* **LISTED ENTRIES**:
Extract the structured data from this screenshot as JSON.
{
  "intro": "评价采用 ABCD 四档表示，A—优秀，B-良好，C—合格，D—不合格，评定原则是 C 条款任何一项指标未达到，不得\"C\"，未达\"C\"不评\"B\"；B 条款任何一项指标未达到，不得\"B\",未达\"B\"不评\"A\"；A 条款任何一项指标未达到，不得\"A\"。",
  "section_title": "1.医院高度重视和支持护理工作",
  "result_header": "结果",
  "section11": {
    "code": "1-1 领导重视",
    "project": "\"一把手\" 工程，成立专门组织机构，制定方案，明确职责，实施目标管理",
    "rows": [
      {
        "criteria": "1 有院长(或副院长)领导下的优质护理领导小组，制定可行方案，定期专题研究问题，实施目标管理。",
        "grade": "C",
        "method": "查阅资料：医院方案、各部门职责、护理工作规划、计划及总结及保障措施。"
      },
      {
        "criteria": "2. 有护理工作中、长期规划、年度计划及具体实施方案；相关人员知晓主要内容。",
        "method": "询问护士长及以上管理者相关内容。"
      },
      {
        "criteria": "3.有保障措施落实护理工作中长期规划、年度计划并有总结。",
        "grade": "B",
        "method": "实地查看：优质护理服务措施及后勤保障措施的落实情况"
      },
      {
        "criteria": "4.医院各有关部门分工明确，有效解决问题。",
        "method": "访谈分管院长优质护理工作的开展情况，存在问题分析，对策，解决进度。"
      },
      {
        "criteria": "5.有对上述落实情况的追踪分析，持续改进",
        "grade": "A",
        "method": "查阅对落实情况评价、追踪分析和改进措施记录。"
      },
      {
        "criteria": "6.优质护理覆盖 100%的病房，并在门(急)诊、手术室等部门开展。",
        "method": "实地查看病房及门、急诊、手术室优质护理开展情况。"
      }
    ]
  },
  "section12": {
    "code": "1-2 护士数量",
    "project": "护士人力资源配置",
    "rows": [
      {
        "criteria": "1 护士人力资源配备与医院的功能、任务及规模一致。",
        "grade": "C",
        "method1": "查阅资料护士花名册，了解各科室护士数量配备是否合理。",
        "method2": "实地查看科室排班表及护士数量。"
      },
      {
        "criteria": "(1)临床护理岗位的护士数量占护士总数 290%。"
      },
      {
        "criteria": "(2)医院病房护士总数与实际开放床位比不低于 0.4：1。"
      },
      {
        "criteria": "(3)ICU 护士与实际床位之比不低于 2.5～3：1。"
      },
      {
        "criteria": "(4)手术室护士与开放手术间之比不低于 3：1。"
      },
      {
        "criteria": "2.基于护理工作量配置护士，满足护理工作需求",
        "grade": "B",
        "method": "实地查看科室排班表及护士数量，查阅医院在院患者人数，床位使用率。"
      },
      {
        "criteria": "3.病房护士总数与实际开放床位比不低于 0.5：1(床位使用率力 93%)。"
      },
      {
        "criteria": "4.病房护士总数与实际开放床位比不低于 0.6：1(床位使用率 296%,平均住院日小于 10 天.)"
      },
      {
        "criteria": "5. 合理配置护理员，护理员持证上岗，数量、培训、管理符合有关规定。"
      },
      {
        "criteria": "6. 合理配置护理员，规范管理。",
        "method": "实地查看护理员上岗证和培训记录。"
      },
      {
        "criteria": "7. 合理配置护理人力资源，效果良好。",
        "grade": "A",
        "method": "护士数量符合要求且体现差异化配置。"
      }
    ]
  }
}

* **WHAT YOU NEED TO DO**: Emit the full listing verbatim.

* **EXPECTED OUTPUT**:
Extract the structured data from this screenshot as JSON.
{
  "intro": "评价采用 ABCD 四档表示，A—优秀，B-良好，C—合格，D—不合格，评定原则是 C 条款任何一项指标未达到，不得\"C\"，未达\"C\"不评\"B\"；B 条款任何一项指标未达到，不得\"B\",未达\"B\"不评\"A\"；A 条款任何一项指标未达到，不得\"A\"。",
  "section_title": "1.医院高度重视和支持护理工作",
  "result_header": "结果",
  "section11": {
    "code": "1-1 领导重视",
    "project": "\"一把手\" 工程，成立专门组织机构，制定方案，明确职责，实施目标管理",
    "rows": [
      {
        "criteria": "1 有院长(或副院长)领导下的优质护理领导小组，制定可行方案，定期专题研究问题，实施目标管理。",
        "grade": "C",
        "method": "查阅资料：医院方案、各部门职责、护理工作规划、计划及总结及保障措施。"
      },
      {
        "criteria": "2. 有护理工作中、长期规划、年度计划及具体实施方案；相关人员知晓主要内容。",
        "method": "询问护士长及以上管理者相关内容。"
      },
      {
        "criteria": "3.有保障措施落实护理工作中长期规划、年度计划并有总结。",
        "grade": "B",
        "method": "实地查看：优质护理服务措施及后勤保障措施的落实情况"
      },
      {
        "criteria": "4.医院各有关部门分工明确，有效解决问题。",
        "method": "访谈分管院长优质护理工作的开展情况，存在问题分析，对策，解决进度。"
      },
      {
        "criteria": "5.有对上述落实情况的追踪分析，持续改进",
        "grade": "A",
        "method": "查阅对落实情况评价、追踪分析和改进措施记录。"
      },
      {
        "criteria": "6.优质护理覆盖 100%的病房，并在门(急)诊、手术室等部门开展。",
        "method": "实地查看病房及门、急诊、手术室优质护理开展情况。"
      }
    ]
  },
  "section12": {
    "code": "1-2 护士数量",
    "project": "护士人力资源配置",
    "rows": [
      {
        "criteria": "1 护士人力资源配备与医院的功能、任务及规模一致。",
        "grade": "C",
        "method1": "查阅资料护士花名册，了解各科室护士数量配备是否合理。",
        "method2": "实地查看科室排班表及护士数量。"
      },
      {
        "criteria": "(1)临床护理岗位的护士数量占护士总数 290%。"
      },
      {
        "criteria": "(2)医院病房护士总数与实际开放床位比不低于 0.4：1。"
      },
      {
        "criteria": "(3)ICU 护士与实际床位之比不低于 2.5～3：1。"
      },
      {
        "criteria": "(4)手术室护士与开放手术间之比不低于 3：1。"
      },
      {
        "criteria": "2.基于护理工作量配置护士，满足护理工作需求",
        "grade": "B",
        "method": "实地查看科室排班表及护士数量，查阅医院在院患者人数，床位使用率。"
      },
      {
        "criteria": "3.病房护士总数与实际开放床位比不低于 0.5：1(床位使用率力 93%)。"
      },
      {
        "criteria": "4.病房护士总数与实际开放床位比不低于 0.6：1(床位使用率 296%,平均住院日小于 10 天.)"
      },
      {
        "criteria": "5. 合理配置护理员，护理员持证上岗，数量、培训、管理符合有关规定。"
      },
      {
        "criteria": "6. 合理配置护理员，规范管理。",
        "method": "实地查看护理员上岗证和培训记录。"
      },
      {
        "criteria": "7. 合理配置护理人力资源，效果良好。",
        "grade": "A",
        "method": "护士数量符合要求且体现差异化配置。"
      }
    ]
  }
}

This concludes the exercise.